Goal:
Reproduce all entries precisely as they are written.

Source material:
• • • • •

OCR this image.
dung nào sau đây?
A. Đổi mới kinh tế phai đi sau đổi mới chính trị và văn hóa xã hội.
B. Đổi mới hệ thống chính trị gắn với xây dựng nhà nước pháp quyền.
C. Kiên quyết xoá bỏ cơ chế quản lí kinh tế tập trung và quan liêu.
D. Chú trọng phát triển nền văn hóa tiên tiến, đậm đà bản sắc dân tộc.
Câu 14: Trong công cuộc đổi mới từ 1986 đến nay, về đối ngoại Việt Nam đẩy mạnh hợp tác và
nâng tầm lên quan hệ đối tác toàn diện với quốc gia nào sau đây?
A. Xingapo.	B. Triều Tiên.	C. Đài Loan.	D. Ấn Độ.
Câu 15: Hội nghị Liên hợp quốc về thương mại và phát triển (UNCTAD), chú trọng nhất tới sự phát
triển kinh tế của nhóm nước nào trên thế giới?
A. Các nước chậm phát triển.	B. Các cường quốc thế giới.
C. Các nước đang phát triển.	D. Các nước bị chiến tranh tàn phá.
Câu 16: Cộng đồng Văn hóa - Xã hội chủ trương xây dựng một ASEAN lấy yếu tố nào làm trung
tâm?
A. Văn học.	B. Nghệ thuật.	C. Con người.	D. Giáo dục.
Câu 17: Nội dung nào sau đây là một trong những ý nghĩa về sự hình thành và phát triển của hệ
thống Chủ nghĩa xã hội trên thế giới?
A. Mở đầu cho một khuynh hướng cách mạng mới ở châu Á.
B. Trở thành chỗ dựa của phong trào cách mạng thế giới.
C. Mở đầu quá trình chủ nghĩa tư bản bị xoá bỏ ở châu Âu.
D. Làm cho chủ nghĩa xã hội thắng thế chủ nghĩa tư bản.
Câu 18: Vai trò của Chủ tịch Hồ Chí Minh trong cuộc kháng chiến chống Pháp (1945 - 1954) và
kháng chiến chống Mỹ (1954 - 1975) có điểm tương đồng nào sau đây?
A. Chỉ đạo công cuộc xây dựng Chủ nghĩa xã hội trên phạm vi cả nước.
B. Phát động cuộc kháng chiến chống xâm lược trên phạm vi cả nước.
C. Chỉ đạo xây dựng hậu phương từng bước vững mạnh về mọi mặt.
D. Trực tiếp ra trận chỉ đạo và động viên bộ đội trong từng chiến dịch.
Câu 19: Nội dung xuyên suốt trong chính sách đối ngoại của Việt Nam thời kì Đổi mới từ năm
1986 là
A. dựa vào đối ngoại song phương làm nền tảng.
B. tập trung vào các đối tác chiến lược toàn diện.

• • • • •

Task response:
OCR this image.
dung nào sau đây?
A. Đổi mới kinh tế phai đi sau đổi mới chính trị và văn hóa xã hội.
B. Đổi mới hệ thống chính trị gắn với xây dựng nhà nước pháp quyền.
C. Kiên quyết xoá bỏ cơ chế quản lí kinh tế tập trung và quan liêu.
D. Chú trọng phát triển nền văn hóa tiên tiến, đậm đà bản sắc dân tộc.
Câu 14: Trong công cuộc đổi mới từ 1986 đến nay, về đối ngoại Việt Nam đẩy mạnh hợp tác và
nâng tầm lên quan hệ đối tác toàn diện với quốc gia nào sau đây?
A. Xingapo.	B. Triều Tiên.	C. Đài Loan.	D. Ấn Độ.
Câu 15: Hội nghị Liên hợp quốc về thương mại và phát triển (UNCTAD), chú trọng nhất tới sự phát
triển kinh tế của nhóm nước nào trên thế giới?
A. Các nước chậm phát triển.	B. Các cường quốc thế giới.
C. Các nước đang phát triển.	D. Các nước bị chiến tranh tàn phá.
Câu 16: Cộng đồng Văn hóa - Xã hội chủ trương xây dựng một ASEAN lấy yếu tố nào làm trung
tâm?
A. Văn học.	B. Nghệ thuật.	C. Con người.	D. Giáo dục.
Câu 17: Nội dung nào sau đây là một trong những ý nghĩa về sự hình thành và phát triển của hệ
thống Chủ nghĩa xã hội trên thế giới?
A. Mở đầu cho một khuynh hướng cách mạng mới ở châu Á.
B. Trở thành chỗ dựa của phong trào cách mạng thế giới.
C. Mở đầu quá trình chủ nghĩa tư bản bị xoá bỏ ở châu Âu.
D. Làm cho chủ nghĩa xã hội thắng thế chủ nghĩa tư bản.
Câu 18: Vai trò của Chủ tịch Hồ Chí Minh trong cuộc kháng chiến chống Pháp (1945 - 1954) và
kháng chiến chống Mỹ (1954 - 1975) có điểm tương đồng nào sau đây?
A. Chỉ đạo công cuộc xây dựng Chủ nghĩa xã hội trên phạm vi cả nước.
B. Phát động cuộc kháng chiến chống xâm lược trên phạm vi cả nước.
C. Chỉ đạo xây dựng hậu phương từng bước vững mạnh về mọi mặt.
D. Trực tiếp ra trận chỉ đạo và động viên bộ đội trong từng chiến dịch.
Câu 19: Nội dung xuyên suốt trong chính sách đối ngoại của Việt Nam thời kì Đổi mới từ năm
1986 là
A. dựa vào đối ngoại song phương làm nền tảng.
B. tập trung vào các đối tác chiến lược toàn diện.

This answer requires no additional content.